_Data rows:_
** START **

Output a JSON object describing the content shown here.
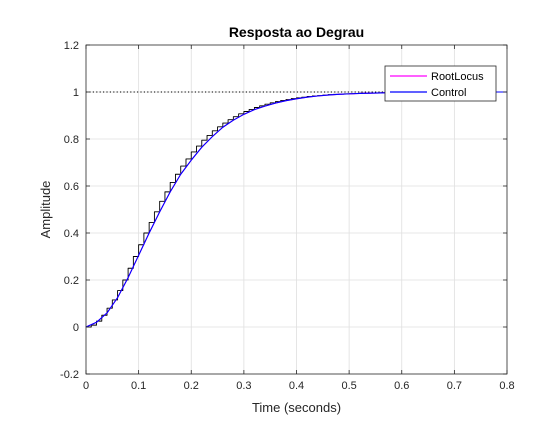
{
  "chart_data": {
    "type": "line",
    "title": "Resposta ao Degrau",
    "xlabel": "Time (seconds)",
    "ylabel": "Amplitude",
    "xlim": [
      0,
      0.8
    ],
    "ylim": [
      -0.2,
      1.2
    ],
    "x_ticks": [
      0,
      0.1,
      0.2,
      0.3,
      0.4,
      0.5,
      0.6,
      0.7,
      0.8
    ],
    "x_tick_labels": [
      "0",
      "0.1",
      "0.2",
      "0.3",
      "0.4",
      "0.5",
      "0.6",
      "0.7",
      "0.8"
    ],
    "y_ticks": [
      -0.2,
      0,
      0.2,
      0.4,
      0.6,
      0.8,
      1,
      1.2
    ],
    "y_tick_labels": [
      "-0.2",
      "0",
      "0.2",
      "0.4",
      "0.6",
      "0.8",
      "1",
      "1.2"
    ],
    "grid": true,
    "legend_position": "top-right",
    "reference_line": {
      "y": 1,
      "style": "dotted",
      "color": "#000000"
    },
    "series": [
      {
        "name": "RootLocus",
        "color": "#ff00ff",
        "style": "line",
        "x": [
          0,
          0.02,
          0.04,
          0.06,
          0.08,
          0.1,
          0.12,
          0.14,
          0.16,
          0.18,
          0.2,
          0.22,
          0.24,
          0.26,
          0.28,
          0.3,
          0.32,
          0.34,
          0.36,
          0.38,
          0.4,
          0.42,
          0.44,
          0.46,
          0.48,
          0.5,
          0.52,
          0.54,
          0.56,
          0.58,
          0.6,
          0.62,
          0.64,
          0.66,
          0.68,
          0.7,
          0.72,
          0.74,
          0.76,
          0.78,
          0.8
        ],
        "y": [
          0,
          0.02,
          0.06,
          0.125,
          0.21,
          0.305,
          0.4,
          0.49,
          0.575,
          0.65,
          0.71,
          0.765,
          0.81,
          0.85,
          0.88,
          0.905,
          0.925,
          0.94,
          0.953,
          0.963,
          0.971,
          0.978,
          0.983,
          0.987,
          0.99,
          0.992,
          0.994,
          0.995,
          0.996,
          0.997,
          0.998,
          0.998,
          0.999,
          0.999,
          0.999,
          1.0,
          1.0,
          1.0,
          1.0,
          1.0,
          1.0
        ]
      },
      {
        "name": "Control",
        "color": "#0000ff",
        "style": "line",
        "x": [
          0,
          0.02,
          0.04,
          0.06,
          0.08,
          0.1,
          0.12,
          0.14,
          0.16,
          0.18,
          0.2,
          0.22,
          0.24,
          0.26,
          0.28,
          0.3,
          0.32,
          0.34,
          0.36,
          0.38,
          0.4,
          0.42,
          0.44,
          0.46,
          0.48,
          0.5,
          0.52,
          0.54,
          0.56,
          0.58,
          0.6,
          0.62,
          0.64,
          0.66,
          0.68,
          0.7,
          0.72,
          0.74,
          0.76,
          0.78,
          0.8
        ],
        "y": [
          0,
          0.02,
          0.06,
          0.125,
          0.21,
          0.305,
          0.4,
          0.49,
          0.575,
          0.65,
          0.71,
          0.765,
          0.81,
          0.85,
          0.88,
          0.905,
          0.925,
          0.94,
          0.953,
          0.963,
          0.971,
          0.978,
          0.983,
          0.987,
          0.99,
          0.992,
          0.994,
          0.995,
          0.996,
          0.997,
          0.998,
          0.998,
          0.999,
          0.999,
          0.999,
          1.0,
          1.0,
          1.0,
          1.0,
          1.0,
          1.0
        ]
      },
      {
        "name": "",
        "color": "#000000",
        "style": "stairs",
        "x": [
          0,
          0.01,
          0.02,
          0.03,
          0.04,
          0.05,
          0.06,
          0.07,
          0.08,
          0.09,
          0.1,
          0.11,
          0.12,
          0.13,
          0.14,
          0.15,
          0.16,
          0.17,
          0.18,
          0.19,
          0.2,
          0.21,
          0.22,
          0.23,
          0.24,
          0.25,
          0.26,
          0.27,
          0.28,
          0.29,
          0.3,
          0.31,
          0.32,
          0.33,
          0.34,
          0.35,
          0.36,
          0.37,
          0.38,
          0.39,
          0.4,
          0.41,
          0.42,
          0.43,
          0.44,
          0.45,
          0.46,
          0.47,
          0.48,
          0.49,
          0.5,
          0.51,
          0.52,
          0.53,
          0.54,
          0.55,
          0.56,
          0.57,
          0.58,
          0.59,
          0.6,
          0.61,
          0.62,
          0.63,
          0.64,
          0.65,
          0.66,
          0.67,
          0.68,
          0.69,
          0.7,
          0.71,
          0.72,
          0.73,
          0.74,
          0.75,
          0.76,
          0.77,
          0.78,
          0.79,
          0.8
        ],
        "y": [
          0,
          0.008,
          0.025,
          0.05,
          0.08,
          0.115,
          0.155,
          0.2,
          0.25,
          0.3,
          0.35,
          0.4,
          0.445,
          0.49,
          0.535,
          0.575,
          0.615,
          0.65,
          0.685,
          0.715,
          0.745,
          0.77,
          0.795,
          0.815,
          0.835,
          0.852,
          0.868,
          0.882,
          0.895,
          0.907,
          0.917,
          0.926,
          0.934,
          0.941,
          0.948,
          0.954,
          0.959,
          0.964,
          0.968,
          0.972,
          0.975,
          0.978,
          0.981,
          0.983,
          0.985,
          0.987,
          0.989,
          0.99,
          0.991,
          0.992,
          0.993,
          0.994,
          0.995,
          0.995,
          0.996,
          0.996,
          0.997,
          0.997,
          0.998,
          0.998,
          0.998,
          0.998,
          0.999,
          0.999,
          0.999,
          0.999,
          0.999,
          0.999,
          1.0,
          1.0,
          1.0,
          1.0,
          1.0,
          1.0,
          1.0,
          1.0,
          1.0,
          1.0,
          1.0,
          1.0,
          1.0
        ]
      }
    ]
  }
}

** END **

Transcribe every record above exactly as written, leaving out any pictures.

_Correct result:_
Output a JSON object describing the content shown here.
{
  "chart_data": {
    "type": "line",
    "title": "Resposta ao Degrau",
    "xlabel": "Time (seconds)",
    "ylabel": "Amplitude",
    "xlim": [
      0,
      0.8
    ],
    "ylim": [
      -0.2,
      1.2
    ],
    "x_ticks": [
      0,
      0.1,
      0.2,
      0.3,
      0.4,
      0.5,
      0.6,
      0.7,
      0.8
    ],
    "x_tick_labels": [
      "0",
      "0.1",
      "0.2",
      "0.3",
      "0.4",
      "0.5",
      "0.6",
      "0.7",
      "0.8"
    ],
    "y_ticks": [
      -0.2,
      0,
      0.2,
      0.4,
      0.6,
      0.8,
      1,
      1.2
    ],
    "y_tick_labels": [
      "-0.2",
      "0",
      "0.2",
      "0.4",
      "0.6",
      "0.8",
      "1",
      "1.2"
    ],
    "grid": true,
    "legend_position": "top-right",
    "reference_line": {
      "y": 1,
      "style": "dotted",
      "color": "#000000"
    },
    "series": [
      {
        "name": "RootLocus",
        "color": "#ff00ff",
        "style": "line",
        "x": [
          0,
          0.02,
          0.04,
          0.06,
          0.08,
          0.1,
          0.12,
          0.14,
          0.16,
          0.18,
          0.2,
          0.22,
          0.24,
          0.26,
          0.28,
          0.3,
          0.32,
          0.34,
          0.36,
          0.38,
          0.4,
          0.42,
          0.44,
          0.46,
          0.48,
          0.5,
          0.52,
          0.54,
          0.56,
          0.58,
          0.6,
          0.62,
          0.64,
          0.66,
          0.68,
          0.7,
          0.72,
          0.74,
          0.76,
          0.78,
          0.8
        ],
        "y": [
          0,
          0.02,
          0.06,
          0.125,
          0.21,
          0.305,
          0.4,
          0.49,
          0.575,
          0.65,
          0.71,
          0.765,
          0.81,
          0.85,
          0.88,
          0.905,
          0.925,
          0.94,
          0.953,
          0.963,
          0.971,
          0.978,
          0.983,
          0.987,
          0.99,
          0.992,
          0.994,
          0.995,
          0.996,
          0.997,
          0.998,
          0.998,
          0.999,
          0.999,
          0.999,
          1.0,
          1.0,
          1.0,
          1.0,
          1.0,
          1.0
        ]
      },
      {
        "name": "Control",
        "color": "#0000ff",
        "style": "line",
        "x": [
          0,
          0.02,
          0.04,
          0.06,
          0.08,
          0.1,
          0.12,
          0.14,
          0.16,
          0.18,
          0.2,
          0.22,
          0.24,
          0.26,
          0.28,
          0.3,
          0.32,
          0.34,
          0.36,
          0.38,
          0.4,
          0.42,
          0.44,
          0.46,
          0.48,
          0.5,
          0.52,
          0.54,
          0.56,
          0.58,
          0.6,
          0.62,
          0.64,
          0.66,
          0.68,
          0.7,
          0.72,
          0.74,
          0.76,
          0.78,
          0.8
        ],
        "y": [
          0,
          0.02,
          0.06,
          0.125,
          0.21,
          0.305,
          0.4,
          0.49,
          0.575,
          0.65,
          0.71,
          0.765,
          0.81,
          0.85,
          0.88,
          0.905,
          0.925,
          0.94,
          0.953,
          0.963,
          0.971,
          0.978,
          0.983,
          0.987,
          0.99,
          0.992,
          0.994,
          0.995,
          0.996,
          0.997,
          0.998,
          0.998,
          0.999,
          0.999,
          0.999,
          1.0,
          1.0,
          1.0,
          1.0,
          1.0,
          1.0
        ]
      },
      {
        "name": "",
        "color": "#000000",
        "style": "stairs",
        "x": [
          0,
          0.01,
          0.02,
          0.03,
          0.04,
          0.05,
          0.06,
          0.07,
          0.08,
          0.09,
          0.1,
          0.11,
          0.12,
          0.13,
          0.14,
          0.15,
          0.16,
          0.17,
          0.18,
          0.19,
          0.2,
          0.21,
          0.22,
          0.23,
          0.24,
          0.25,
          0.26,
          0.27,
          0.28,
          0.29,
          0.3,
          0.31,
          0.32,
          0.33,
          0.34,
          0.35,
          0.36,
          0.37,
          0.38,
          0.39,
          0.4,
          0.41,
          0.42,
          0.43,
          0.44,
          0.45,
          0.46,
          0.47,
          0.48,
          0.49,
          0.5,
          0.51,
          0.52,
          0.53,
          0.54,
          0.55,
          0.56,
          0.57,
          0.58,
          0.59,
          0.6,
          0.61,
          0.62,
          0.63,
          0.64,
          0.65,
          0.66,
          0.67,
          0.68,
          0.69,
          0.7,
          0.71,
          0.72,
          0.73,
          0.74,
          0.75,
          0.76,
          0.77,
          0.78,
          0.79,
          0.8
        ],
        "y": [
          0,
          0.008,
          0.025,
          0.05,
          0.08,
          0.115,
          0.155,
          0.2,
          0.25,
          0.3,
          0.35,
          0.4,
          0.445,
          0.49,
          0.535,
          0.575,
          0.615,
          0.65,
          0.685,
          0.715,
          0.745,
          0.77,
          0.795,
          0.815,
          0.835,
          0.852,
          0.868,
          0.882,
          0.895,
          0.907,
          0.917,
          0.926,
          0.934,
          0.941,
          0.948,
          0.954,
          0.959,
          0.964,
          0.968,
          0.972,
          0.975,
          0.978,
          0.981,
          0.983,
          0.985,
          0.987,
          0.989,
          0.99,
          0.991,
          0.992,
          0.993,
          0.994,
          0.995,
          0.995,
          0.996,
          0.996,
          0.997,
          0.997,
          0.998,
          0.998,
          0.998,
          0.998,
          0.999,
          0.999,
          0.999,
          0.999,
          0.999,
          0.999,
          1.0,
          1.0,
          1.0,
          1.0,
          1.0,
          1.0,
          1.0,
          1.0,
          1.0,
          1.0,
          1.0,
          1.0,
          1.0
        ]
      }
    ]
  }
}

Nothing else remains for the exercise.